:: DATA SUPPLIED ::

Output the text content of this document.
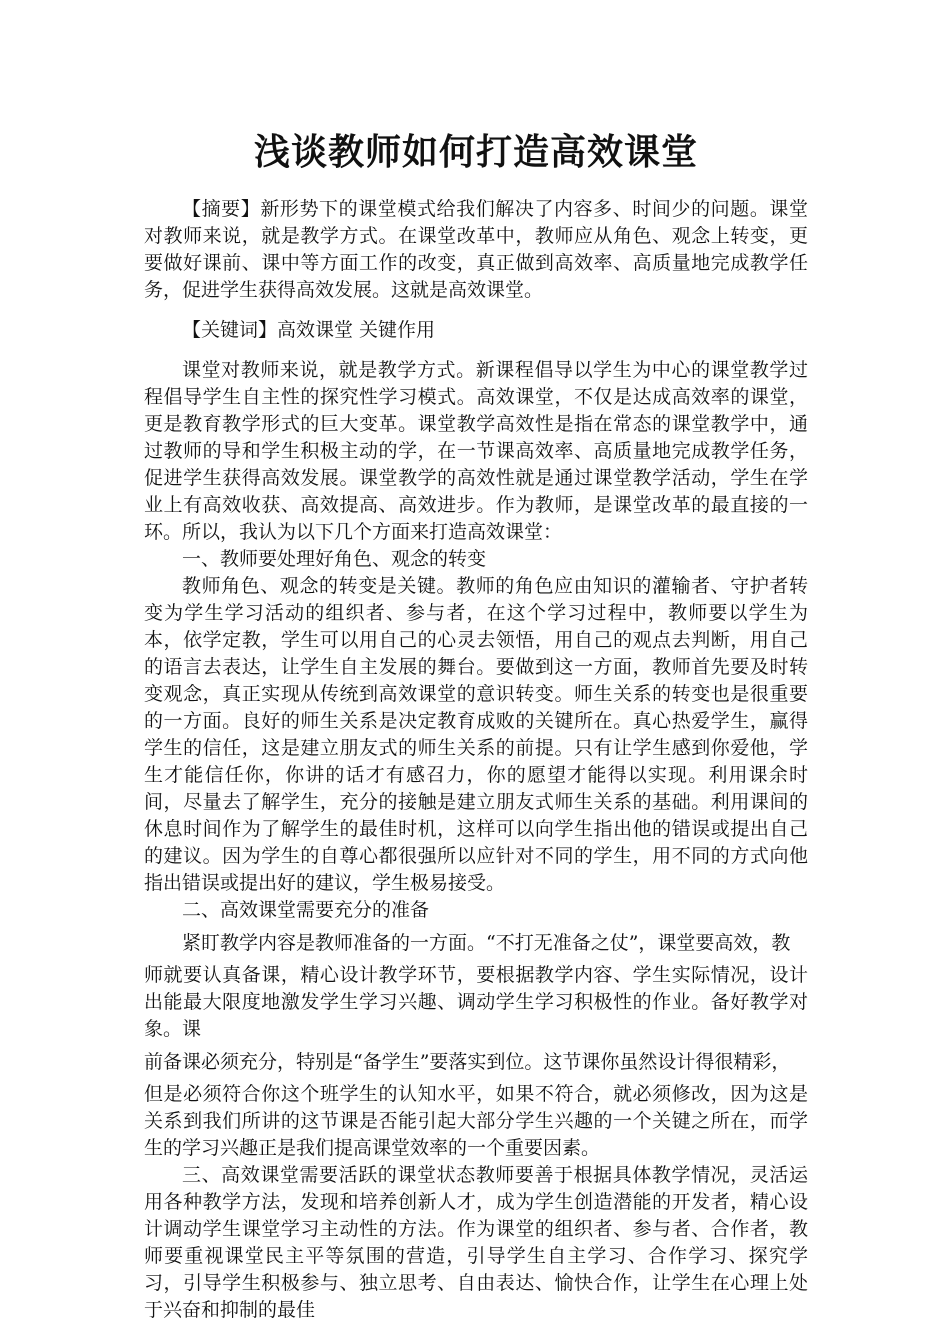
浅谈教师如何打造高效课堂

【摘要】新形势下的课堂模式给我们解决了内容多、时间少的问题。课堂对教师来说，就是教学方式。在课堂改革中，教师应从角色、观念上转变，更要做好课前、课中等方面工作的改变，真正做到高效率、高质量地完成教学任务，促进学生获得高效发展。这就是高效课堂。

【关键词】高效课堂 关键作用

课堂对教师来说，就是教学方式。新课程倡导以学生为中心的课堂教学过程倡导学生自主性的探究性学习模式。高效课堂，不仅是达成高效率的课堂，更是教育教学形式的巨大变革。课堂教学高效性是指在常态的课堂教学中，通过教师的导和学生积极主动的学，在一节课高效率、高质量地完成教学任务，促进学生获得高效发展。课堂教学的高效性就是通过课堂教学活动，学生在学业上有高效收获、高效提高、高效进步。作为教师，是课堂改革的最直接的一环。所以，我认为以下几个方面来打造高效课堂：

一、教师要处理好角色、观念的转变

教师角色、观念的转变是关键。教师的角色应由知识的灌输者、守护者转变为学生学习活动的组织者、参与者，在这个学习过程中，教师要以学生为本，依学定教，学生可以用自己的心灵去领悟，用自己的观点去判断，用自己的语言去表达，让学生自主发展的舞台。要做到这一方面，教师首先要及时转变观念，真正实现从传统到高效课堂的意识转变。师生关系的转变也是很重要的一方面。良好的师生关系是决定教育成败的关键所在。真心热爱学生，赢得学生的信任，这是建立朋友式的师生关系的前提。只有让学生感到你爱他，学生才能信任你，你讲的话才有感召力，你的愿望才能得以实现。利用课余时间，尽量去了解学生，充分的接触是建立朋友式师生关系的基础。利用课间的休息时间作为了解学生的最佳时机，这样可以向学生指出他的错误或提出自己的建议。因为学生的自尊心都很强所以应针对不同的学生，用不同的方式向他指出错误或提出好的建议，学生极易接受。

二、高效课堂需要充分的准备

紧盯教学内容是教师准备的一方面。“不打无准备之仗”，课堂要高效，教

师就要认真备课，精心设计教学环节，要根据教学内容、学生实际情况，设计出能最大限度地激发学生学习兴趣、调动学生学习积极性的作业。备好教学对象。课

前备课必须充分，特别是“备学生”要落实到位。这节课你虽然设计得很精彩，

但是必须符合你这个班学生的认知水平，如果不符合，就必须修改，因为这是关系到我们所讲的这节课是否能引起大部分学生兴趣的一个关键之所在，而学生的学习兴趣正是我们提高课堂效率的一个重要因素。

三、高效课堂需要活跃的课堂状态教师要善于根据具体教学情况，灵活运用各种教学方法，发现和培养创新人才，成为学生创造潜能的开发者，精心设计调动学生课堂学习主动性的方法。作为课堂的组织者、参与者、合作者，教师要重视课堂民主平等氛围的营造，引导学生自主学习、合作学习、探究学习，引导学生积极参与、独立思考、自由表达、愉快合作，让学生在心理上处于兴奋和抑制的最佳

:::

DO THIS — Transcribe the complete set of entries verbatim. No pictures belong in the copy.

THE RESPONSE —
Output the text content of this document.
浅谈教师如何打造高效课堂

【摘要】新形势下的课堂模式给我们解决了内容多、时间少的问题。课堂对教师来说，就是教学方式。在课堂改革中，教师应从角色、观念上转变，更要做好课前、课中等方面工作的改变，真正做到高效率、高质量地完成教学任务，促进学生获得高效发展。这就是高效课堂。

【关键词】高效课堂 关键作用

课堂对教师来说，就是教学方式。新课程倡导以学生为中心的课堂教学过程倡导学生自主性的探究性学习模式。高效课堂，不仅是达成高效率的课堂，更是教育教学形式的巨大变革。课堂教学高效性是指在常态的课堂教学中，通过教师的导和学生积极主动的学，在一节课高效率、高质量地完成教学任务，促进学生获得高效发展。课堂教学的高效性就是通过课堂教学活动，学生在学业上有高效收获、高效提高、高效进步。作为教师，是课堂改革的最直接的一环。所以，我认为以下几个方面来打造高效课堂：

一、教师要处理好角色、观念的转变

教师角色、观念的转变是关键。教师的角色应由知识的灌输者、守护者转变为学生学习活动的组织者、参与者，在这个学习过程中，教师要以学生为本，依学定教，学生可以用自己的心灵去领悟，用自己的观点去判断，用自己的语言去表达，让学生自主发展的舞台。要做到这一方面，教师首先要及时转变观念，真正实现从传统到高效课堂的意识转变。师生关系的转变也是很重要的一方面。良好的师生关系是决定教育成败的关键所在。真心热爱学生，赢得学生的信任，这是建立朋友式的师生关系的前提。只有让学生感到你爱他，学生才能信任你，你讲的话才有感召力，你的愿望才能得以实现。利用课余时间，尽量去了解学生，充分的接触是建立朋友式师生关系的基础。利用课间的休息时间作为了解学生的最佳时机，这样可以向学生指出他的错误或提出自己的建议。因为学生的自尊心都很强所以应针对不同的学生，用不同的方式向他指出错误或提出好的建议，学生极易接受。

二、高效课堂需要充分的准备

紧盯教学内容是教师准备的一方面。“不打无准备之仗”，课堂要高效，教

师就要认真备课，精心设计教学环节，要根据教学内容、学生实际情况，设计出能最大限度地激发学生学习兴趣、调动学生学习积极性的作业。备好教学对象。课

前备课必须充分，特别是“备学生”要落实到位。这节课你虽然设计得很精彩，

但是必须符合你这个班学生的认知水平，如果不符合，就必须修改，因为这是关系到我们所讲的这节课是否能引起大部分学生兴趣的一个关键之所在，而学生的学习兴趣正是我们提高课堂效率的一个重要因素。

三、高效课堂需要活跃的课堂状态教师要善于根据具体教学情况，灵活运用各种教学方法，发现和培养创新人才，成为学生创造潜能的开发者，精心设计调动学生课堂学习主动性的方法。作为课堂的组织者、参与者、合作者，教师要重视课堂民主平等氛围的营造，引导学生自主学习、合作学习、探究学习，引导学生积极参与、独立思考、自由表达、愉快合作，让学生在心理上处于兴奋和抑制的最佳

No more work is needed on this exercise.